▸ OBJECTIVE
Present the data once more in exactly its original form.

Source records
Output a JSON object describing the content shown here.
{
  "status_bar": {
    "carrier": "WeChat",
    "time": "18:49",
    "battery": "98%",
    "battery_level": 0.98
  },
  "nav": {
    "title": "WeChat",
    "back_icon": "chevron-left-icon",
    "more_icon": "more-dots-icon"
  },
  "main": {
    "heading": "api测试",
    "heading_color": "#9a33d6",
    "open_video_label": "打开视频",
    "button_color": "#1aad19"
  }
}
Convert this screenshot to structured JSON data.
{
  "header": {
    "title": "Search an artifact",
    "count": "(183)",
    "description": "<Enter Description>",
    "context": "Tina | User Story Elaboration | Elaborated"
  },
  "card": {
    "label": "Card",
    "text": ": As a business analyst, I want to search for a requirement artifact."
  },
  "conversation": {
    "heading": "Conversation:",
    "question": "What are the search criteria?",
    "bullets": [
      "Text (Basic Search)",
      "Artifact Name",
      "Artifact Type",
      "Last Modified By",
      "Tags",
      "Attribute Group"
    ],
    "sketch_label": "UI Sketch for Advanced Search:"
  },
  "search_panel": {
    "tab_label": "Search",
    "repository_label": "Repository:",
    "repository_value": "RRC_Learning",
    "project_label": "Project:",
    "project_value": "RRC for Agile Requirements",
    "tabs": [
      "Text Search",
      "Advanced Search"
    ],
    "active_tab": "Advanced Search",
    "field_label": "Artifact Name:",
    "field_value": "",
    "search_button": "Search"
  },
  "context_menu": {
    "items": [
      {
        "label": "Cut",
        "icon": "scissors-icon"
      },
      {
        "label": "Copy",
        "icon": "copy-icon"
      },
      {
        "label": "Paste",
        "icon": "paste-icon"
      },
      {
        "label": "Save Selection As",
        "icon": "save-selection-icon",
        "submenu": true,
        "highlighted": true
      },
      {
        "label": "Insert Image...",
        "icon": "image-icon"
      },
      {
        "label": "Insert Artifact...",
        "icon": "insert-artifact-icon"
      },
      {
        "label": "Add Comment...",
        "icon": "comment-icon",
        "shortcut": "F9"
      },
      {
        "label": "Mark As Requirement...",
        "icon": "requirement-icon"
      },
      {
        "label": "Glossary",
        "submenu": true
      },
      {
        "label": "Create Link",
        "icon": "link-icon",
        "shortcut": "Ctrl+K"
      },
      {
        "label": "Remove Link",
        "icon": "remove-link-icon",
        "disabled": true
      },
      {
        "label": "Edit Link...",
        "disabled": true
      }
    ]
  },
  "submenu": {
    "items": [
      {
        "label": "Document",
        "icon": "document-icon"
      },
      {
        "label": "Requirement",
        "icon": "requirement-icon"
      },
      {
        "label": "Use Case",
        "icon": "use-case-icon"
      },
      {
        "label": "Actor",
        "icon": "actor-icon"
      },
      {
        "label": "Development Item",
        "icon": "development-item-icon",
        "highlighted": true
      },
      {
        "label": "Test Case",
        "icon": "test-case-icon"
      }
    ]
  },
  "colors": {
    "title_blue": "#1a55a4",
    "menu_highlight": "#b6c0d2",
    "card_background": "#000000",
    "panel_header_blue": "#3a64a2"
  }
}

▸ RESULT OF THE TASK
Output a JSON object describing the content shown here.
{
  "status_bar": {
    "carrier": "WeChat",
    "time": "18:49",
    "battery": "98%",
    "battery_level": 0.98
  },
  "nav": {
    "title": "WeChat",
    "back_icon": "chevron-left-icon",
    "more_icon": "more-dots-icon"
  },
  "main": {
    "heading": "api测试",
    "heading_color": "#9a33d6",
    "open_video_label": "打开视频",
    "button_color": "#1aad19"
  }
}
Convert this screenshot to structured JSON data.
{
  "header": {
    "title": "Search an artifact",
    "count": "(183)",
    "description": "<Enter Description>",
    "context": "Tina | User Story Elaboration | Elaborated"
  },
  "card": {
    "label": "Card",
    "text": ": As a business analyst, I want to search for a requirement artifact."
  },
  "conversation": {
    "heading": "Conversation:",
    "question": "What are the search criteria?",
    "bullets": [
      "Text (Basic Search)",
      "Artifact Name",
      "Artifact Type",
      "Last Modified By",
      "Tags",
      "Attribute Group"
    ],
    "sketch_label": "UI Sketch for Advanced Search:"
  },
  "search_panel": {
    "tab_label": "Search",
    "repository_label": "Repository:",
    "repository_value": "RRC_Learning",
    "project_label": "Project:",
    "project_value": "RRC for Agile Requirements",
    "tabs": [
      "Text Search",
      "Advanced Search"
    ],
    "active_tab": "Advanced Search",
    "field_label": "Artifact Name:",
    "field_value": "",
    "search_button": "Search"
  },
  "context_menu": {
    "items": [
      {
        "label": "Cut",
        "icon": "scissors-icon"
      },
      {
        "label": "Copy",
        "icon": "copy-icon"
      },
      {
        "label": "Paste",
        "icon": "paste-icon"
      },
      {
        "label": "Save Selection As",
        "icon": "save-selection-icon",
        "submenu": true,
        "highlighted": true
      },
      {
        "label": "Insert Image...",
        "icon": "image-icon"
      },
      {
        "label": "Insert Artifact...",
        "icon": "insert-artifact-icon"
      },
      {
        "label": "Add Comment...",
        "icon": "comment-icon",
        "shortcut": "F9"
      },
      {
        "label": "Mark As Requirement...",
        "icon": "requirement-icon"
      },
      {
        "label": "Glossary",
        "submenu": true
      },
      {
        "label": "Create Link",
        "icon": "link-icon",
        "shortcut": "Ctrl+K"
      },
      {
        "label": "Remove Link",
        "icon": "remove-link-icon",
        "disabled": true
      },
      {
        "label": "Edit Link...",
        "disabled": true
      }
    ]
  },
  "submenu": {
    "items": [
      {
        "label": "Document",
        "icon": "document-icon"
      },
      {
        "label": "Requirement",
        "icon": "requirement-icon"
      },
      {
        "label": "Use Case",
        "icon": "use-case-icon"
      },
      {
        "label": "Actor",
        "icon": "actor-icon"
      },
      {
        "label": "Development Item",
        "icon": "development-item-icon",
        "highlighted": true
      },
      {
        "label": "Test Case",
        "icon": "test-case-icon"
      }
    ]
  },
  "colors": {
    "title_blue": "#1a55a4",
    "menu_highlight": "#b6c0d2",
    "card_background": "#000000",
    "panel_header_blue": "#3a64a2"
  }
}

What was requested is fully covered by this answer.